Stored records
◆ ◆ ◆

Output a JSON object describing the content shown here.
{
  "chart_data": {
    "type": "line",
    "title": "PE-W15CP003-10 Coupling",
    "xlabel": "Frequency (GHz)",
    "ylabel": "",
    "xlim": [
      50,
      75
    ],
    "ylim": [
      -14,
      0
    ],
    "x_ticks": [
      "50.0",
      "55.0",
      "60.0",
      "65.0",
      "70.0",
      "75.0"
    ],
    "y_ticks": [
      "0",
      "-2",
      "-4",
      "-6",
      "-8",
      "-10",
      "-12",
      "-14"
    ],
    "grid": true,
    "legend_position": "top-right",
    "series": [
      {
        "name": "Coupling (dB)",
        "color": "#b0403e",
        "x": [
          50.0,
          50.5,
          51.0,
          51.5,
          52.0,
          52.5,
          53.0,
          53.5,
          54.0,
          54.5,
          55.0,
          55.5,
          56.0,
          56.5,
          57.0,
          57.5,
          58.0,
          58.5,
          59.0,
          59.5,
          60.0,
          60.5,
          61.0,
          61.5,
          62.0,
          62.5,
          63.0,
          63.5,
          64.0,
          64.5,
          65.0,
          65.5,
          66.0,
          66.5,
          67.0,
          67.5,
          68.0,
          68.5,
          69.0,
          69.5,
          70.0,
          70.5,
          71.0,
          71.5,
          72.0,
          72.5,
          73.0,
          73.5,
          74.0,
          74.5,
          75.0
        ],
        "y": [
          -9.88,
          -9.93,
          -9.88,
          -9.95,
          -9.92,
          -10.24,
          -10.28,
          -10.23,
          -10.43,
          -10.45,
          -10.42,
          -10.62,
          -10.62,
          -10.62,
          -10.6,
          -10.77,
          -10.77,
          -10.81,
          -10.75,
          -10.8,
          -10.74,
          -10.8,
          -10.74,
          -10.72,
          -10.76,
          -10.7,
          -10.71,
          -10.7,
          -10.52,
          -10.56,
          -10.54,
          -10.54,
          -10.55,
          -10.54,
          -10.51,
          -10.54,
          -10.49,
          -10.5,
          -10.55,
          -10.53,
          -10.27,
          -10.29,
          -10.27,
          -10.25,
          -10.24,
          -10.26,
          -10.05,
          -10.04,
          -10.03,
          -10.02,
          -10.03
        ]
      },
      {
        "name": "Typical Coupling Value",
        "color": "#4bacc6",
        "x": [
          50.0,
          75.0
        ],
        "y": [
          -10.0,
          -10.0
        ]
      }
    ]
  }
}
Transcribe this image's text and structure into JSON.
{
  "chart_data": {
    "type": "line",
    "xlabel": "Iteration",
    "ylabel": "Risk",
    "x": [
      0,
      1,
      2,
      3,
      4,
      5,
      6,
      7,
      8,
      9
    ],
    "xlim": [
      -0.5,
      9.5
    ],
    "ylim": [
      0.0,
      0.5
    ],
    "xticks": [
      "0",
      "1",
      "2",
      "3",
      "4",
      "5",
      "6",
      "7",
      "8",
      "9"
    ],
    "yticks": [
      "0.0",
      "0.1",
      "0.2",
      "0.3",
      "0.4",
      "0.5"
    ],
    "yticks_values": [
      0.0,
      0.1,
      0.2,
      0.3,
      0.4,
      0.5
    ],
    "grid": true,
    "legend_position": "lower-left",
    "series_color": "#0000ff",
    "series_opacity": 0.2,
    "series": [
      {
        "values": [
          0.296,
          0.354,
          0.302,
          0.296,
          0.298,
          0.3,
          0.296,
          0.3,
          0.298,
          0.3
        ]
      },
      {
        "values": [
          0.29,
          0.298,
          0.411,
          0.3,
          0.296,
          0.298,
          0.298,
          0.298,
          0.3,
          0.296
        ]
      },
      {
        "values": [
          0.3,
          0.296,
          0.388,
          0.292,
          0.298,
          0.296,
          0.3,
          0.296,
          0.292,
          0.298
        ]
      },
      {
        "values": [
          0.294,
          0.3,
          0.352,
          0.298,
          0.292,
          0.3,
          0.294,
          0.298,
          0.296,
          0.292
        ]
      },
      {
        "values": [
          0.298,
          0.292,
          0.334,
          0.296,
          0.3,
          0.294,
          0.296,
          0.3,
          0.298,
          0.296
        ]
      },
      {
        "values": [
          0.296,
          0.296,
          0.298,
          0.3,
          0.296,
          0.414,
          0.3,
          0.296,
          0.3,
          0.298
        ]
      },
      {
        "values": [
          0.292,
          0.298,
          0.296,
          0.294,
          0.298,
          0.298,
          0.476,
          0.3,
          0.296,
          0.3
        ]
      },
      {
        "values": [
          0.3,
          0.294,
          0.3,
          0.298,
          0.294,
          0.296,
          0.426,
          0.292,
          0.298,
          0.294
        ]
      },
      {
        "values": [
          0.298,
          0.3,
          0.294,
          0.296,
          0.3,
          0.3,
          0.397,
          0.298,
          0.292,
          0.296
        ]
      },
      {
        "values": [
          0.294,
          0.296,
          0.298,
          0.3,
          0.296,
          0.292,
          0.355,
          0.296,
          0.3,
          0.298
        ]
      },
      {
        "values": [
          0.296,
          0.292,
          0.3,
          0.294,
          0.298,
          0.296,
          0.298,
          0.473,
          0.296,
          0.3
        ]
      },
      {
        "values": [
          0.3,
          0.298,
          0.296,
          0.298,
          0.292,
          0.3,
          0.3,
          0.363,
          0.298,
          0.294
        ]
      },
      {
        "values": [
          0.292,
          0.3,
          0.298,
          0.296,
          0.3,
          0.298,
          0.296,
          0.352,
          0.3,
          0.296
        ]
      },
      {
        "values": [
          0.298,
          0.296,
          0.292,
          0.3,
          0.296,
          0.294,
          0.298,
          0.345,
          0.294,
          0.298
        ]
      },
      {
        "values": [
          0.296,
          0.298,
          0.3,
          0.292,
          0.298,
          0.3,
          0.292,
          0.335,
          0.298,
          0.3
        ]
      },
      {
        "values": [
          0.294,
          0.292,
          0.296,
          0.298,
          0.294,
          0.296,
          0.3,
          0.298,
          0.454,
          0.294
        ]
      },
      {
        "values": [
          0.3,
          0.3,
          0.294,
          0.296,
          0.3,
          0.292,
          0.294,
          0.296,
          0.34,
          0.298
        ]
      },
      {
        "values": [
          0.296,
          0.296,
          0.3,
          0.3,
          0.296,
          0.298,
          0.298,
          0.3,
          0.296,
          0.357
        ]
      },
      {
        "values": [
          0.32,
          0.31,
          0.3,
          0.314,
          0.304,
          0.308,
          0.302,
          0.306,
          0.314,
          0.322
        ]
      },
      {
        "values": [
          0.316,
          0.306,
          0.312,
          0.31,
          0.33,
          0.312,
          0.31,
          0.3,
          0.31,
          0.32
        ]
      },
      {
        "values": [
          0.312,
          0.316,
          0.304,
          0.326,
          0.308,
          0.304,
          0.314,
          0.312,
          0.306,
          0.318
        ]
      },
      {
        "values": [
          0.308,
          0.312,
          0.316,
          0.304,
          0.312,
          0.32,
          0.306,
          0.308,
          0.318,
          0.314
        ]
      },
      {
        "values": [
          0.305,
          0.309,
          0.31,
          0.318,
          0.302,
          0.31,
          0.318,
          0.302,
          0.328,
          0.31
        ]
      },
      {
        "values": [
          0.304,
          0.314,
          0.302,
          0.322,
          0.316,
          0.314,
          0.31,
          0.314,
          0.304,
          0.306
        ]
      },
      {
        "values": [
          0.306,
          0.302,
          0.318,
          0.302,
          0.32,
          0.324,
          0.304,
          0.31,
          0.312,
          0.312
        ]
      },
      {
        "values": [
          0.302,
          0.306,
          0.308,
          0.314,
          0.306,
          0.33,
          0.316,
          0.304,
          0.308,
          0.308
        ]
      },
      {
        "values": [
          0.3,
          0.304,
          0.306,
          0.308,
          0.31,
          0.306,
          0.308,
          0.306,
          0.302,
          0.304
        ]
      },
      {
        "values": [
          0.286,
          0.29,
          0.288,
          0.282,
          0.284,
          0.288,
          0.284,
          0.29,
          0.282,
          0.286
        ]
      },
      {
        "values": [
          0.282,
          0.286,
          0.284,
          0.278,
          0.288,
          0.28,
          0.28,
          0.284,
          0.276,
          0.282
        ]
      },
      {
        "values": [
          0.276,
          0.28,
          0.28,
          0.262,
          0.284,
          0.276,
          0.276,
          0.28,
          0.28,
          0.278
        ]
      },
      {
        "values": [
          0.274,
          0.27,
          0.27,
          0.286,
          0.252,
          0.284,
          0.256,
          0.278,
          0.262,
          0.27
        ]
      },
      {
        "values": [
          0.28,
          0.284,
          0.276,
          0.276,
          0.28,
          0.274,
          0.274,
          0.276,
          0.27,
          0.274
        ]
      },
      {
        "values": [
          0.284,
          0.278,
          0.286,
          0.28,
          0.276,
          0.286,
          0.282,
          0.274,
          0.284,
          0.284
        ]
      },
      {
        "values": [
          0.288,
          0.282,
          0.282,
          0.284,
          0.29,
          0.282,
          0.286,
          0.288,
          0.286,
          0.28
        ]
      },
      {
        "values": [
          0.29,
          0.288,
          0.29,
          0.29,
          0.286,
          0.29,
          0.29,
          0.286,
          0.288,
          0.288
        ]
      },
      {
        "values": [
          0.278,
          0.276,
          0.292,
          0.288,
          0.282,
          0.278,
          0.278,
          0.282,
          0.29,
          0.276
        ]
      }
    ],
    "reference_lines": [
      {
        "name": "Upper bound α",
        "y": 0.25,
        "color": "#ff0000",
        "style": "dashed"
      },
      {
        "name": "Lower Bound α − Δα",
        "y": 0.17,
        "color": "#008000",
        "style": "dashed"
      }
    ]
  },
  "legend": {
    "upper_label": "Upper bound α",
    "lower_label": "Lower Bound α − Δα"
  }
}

◆ ◆ ◆

» Given instruction: Check each line of the data above for the word "name" and say how many lines have it. Give the number alone.

» Written solution: 4